Produce an exact copy of all the records.

──────────────────────────────

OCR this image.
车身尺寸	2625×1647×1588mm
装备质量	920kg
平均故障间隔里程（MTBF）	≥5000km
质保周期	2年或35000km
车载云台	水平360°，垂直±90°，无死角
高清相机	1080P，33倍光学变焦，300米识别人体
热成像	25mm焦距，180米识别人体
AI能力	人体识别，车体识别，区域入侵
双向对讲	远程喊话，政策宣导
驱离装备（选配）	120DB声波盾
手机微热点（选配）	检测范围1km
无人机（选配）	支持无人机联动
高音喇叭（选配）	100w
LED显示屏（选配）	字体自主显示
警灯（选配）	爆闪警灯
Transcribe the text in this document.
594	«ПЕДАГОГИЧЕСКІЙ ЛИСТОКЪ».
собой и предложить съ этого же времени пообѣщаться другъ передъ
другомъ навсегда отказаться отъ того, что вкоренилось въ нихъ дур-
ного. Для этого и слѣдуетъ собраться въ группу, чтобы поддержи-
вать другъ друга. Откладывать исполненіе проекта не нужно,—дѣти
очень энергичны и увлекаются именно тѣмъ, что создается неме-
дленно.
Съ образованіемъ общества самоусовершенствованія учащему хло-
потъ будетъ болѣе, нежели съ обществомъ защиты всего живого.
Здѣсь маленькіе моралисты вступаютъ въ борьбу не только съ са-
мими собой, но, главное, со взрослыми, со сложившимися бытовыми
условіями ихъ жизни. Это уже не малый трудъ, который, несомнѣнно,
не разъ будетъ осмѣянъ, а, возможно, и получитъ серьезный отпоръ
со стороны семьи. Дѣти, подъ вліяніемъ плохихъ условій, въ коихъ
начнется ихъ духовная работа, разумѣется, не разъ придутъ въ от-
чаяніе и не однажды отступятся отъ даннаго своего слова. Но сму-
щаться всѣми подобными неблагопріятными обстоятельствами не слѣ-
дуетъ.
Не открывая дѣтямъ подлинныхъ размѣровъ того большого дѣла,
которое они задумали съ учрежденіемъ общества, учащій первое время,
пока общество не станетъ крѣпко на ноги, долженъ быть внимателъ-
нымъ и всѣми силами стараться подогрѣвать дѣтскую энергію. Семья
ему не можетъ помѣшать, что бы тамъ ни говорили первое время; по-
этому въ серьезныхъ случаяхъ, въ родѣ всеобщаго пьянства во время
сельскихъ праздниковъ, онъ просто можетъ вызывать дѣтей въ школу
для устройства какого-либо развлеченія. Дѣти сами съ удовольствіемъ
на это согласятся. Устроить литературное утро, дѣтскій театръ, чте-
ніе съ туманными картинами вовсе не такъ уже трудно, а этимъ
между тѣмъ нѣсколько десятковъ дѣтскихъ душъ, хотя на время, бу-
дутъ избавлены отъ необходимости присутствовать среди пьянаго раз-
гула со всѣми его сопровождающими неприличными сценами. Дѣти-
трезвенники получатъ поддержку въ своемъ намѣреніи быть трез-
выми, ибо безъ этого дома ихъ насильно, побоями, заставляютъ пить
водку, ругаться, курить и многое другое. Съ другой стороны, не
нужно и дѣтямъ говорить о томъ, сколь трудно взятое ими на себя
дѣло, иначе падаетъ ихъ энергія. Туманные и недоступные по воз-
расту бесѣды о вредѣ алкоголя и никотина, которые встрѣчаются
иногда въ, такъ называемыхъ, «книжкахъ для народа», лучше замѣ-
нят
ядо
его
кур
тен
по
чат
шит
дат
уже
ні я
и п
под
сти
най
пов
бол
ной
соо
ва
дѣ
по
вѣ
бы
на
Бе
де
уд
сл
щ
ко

──────────────────────────────

> **Answer for this exercise**
OCR this image.
车身尺寸	2625×1647×1588mm
装备质量	920kg
平均故障间隔里程（MTBF）	≥5000km
质保周期	2年或35000km
车载云台	水平360°，垂直±90°，无死角
高清相机	1080P，33倍光学变焦，300米识别人体
热成像	25mm焦距，180米识别人体
AI能力	人体识别，车体识别，区域入侵
双向对讲	远程喊话，政策宣导
驱离装备（选配）	120DB声波盾
手机微热点（选配）	检测范围1km
无人机（选配）	支持无人机联动
高音喇叭（选配）	100w
LED显示屏（选配）	字体自主显示
警灯（选配）	爆闪警灯
Transcribe the text in this document.
594	«ПЕДАГОГИЧЕСКІЙ ЛИСТОКЪ».
собой и предложить съ этого же времени пообѣщаться другъ передъ
другомъ навсегда отказаться отъ того, что вкоренилось въ нихъ дур-
ного. Для этого и слѣдуетъ собраться въ группу, чтобы поддержи-
вать другъ друга. Откладывать исполненіе проекта не нужно,—дѣти
очень энергичны и увлекаются именно тѣмъ, что создается неме-
дленно.
Съ образованіемъ общества самоусовершенствованія учащему хло-
потъ будетъ болѣе, нежели съ обществомъ защиты всего живого.
Здѣсь маленькіе моралисты вступаютъ въ борьбу не только съ са-
мими собой, но, главное, со взрослыми, со сложившимися бытовыми
условіями ихъ жизни. Это уже не малый трудъ, который, несомнѣнно,
не разъ будетъ осмѣянъ, а, возможно, и получитъ серьезный отпоръ
со стороны семьи. Дѣти, подъ вліяніемъ плохихъ условій, въ коихъ
начнется ихъ духовная работа, разумѣется, не разъ придутъ въ от-
чаяніе и не однажды отступятся отъ даннаго своего слова. Но сму-
щаться всѣми подобными неблагопріятными обстоятельствами не слѣ-
дуетъ.
Не открывая дѣтямъ подлинныхъ размѣровъ того большого дѣла,
которое они задумали съ учрежденіемъ общества, учащій первое время,
пока общество не станетъ крѣпко на ноги, долженъ быть внимателъ-
нымъ и всѣми силами стараться подогрѣвать дѣтскую энергію. Семья
ему не можетъ помѣшать, что бы тамъ ни говорили первое время; по-
этому въ серьезныхъ случаяхъ, въ родѣ всеобщаго пьянства во время
сельскихъ праздниковъ, онъ просто можетъ вызывать дѣтей въ школу
для устройства какого-либо развлеченія. Дѣти сами съ удовольствіемъ
на это согласятся. Устроить литературное утро, дѣтскій театръ, чте-
ніе съ туманными картинами вовсе не такъ уже трудно, а этимъ
между тѣмъ нѣсколько десятковъ дѣтскихъ душъ, хотя на время, бу-
дутъ избавлены отъ необходимости присутствовать среди пьянаго раз-
гула со всѣми его сопровождающими неприличными сценами. Дѣти-
трезвенники получатъ поддержку въ своемъ намѣреніи быть трез-
выми, ибо безъ этого дома ихъ насильно, побоями, заставляютъ пить
водку, ругаться, курить и многое другое. Съ другой стороны, не
нужно и дѣтямъ говорить о томъ, сколь трудно взятое ими на себя
дѣло, иначе падаетъ ихъ энергія. Туманные и недоступные по воз-
расту бесѣды о вредѣ алкоголя и никотина, которые встрѣчаются
иногда въ, такъ называемыхъ, «книжкахъ для народа», лучше замѣ-
нят
ядо
его
кур
тен
по
чат
шит
дат
уже
ні я
и п
под
сти
най
пов
бол
ной
соо
ва
дѣ
по
вѣ
бы
на
Бе
де
уд
сл
щ
ко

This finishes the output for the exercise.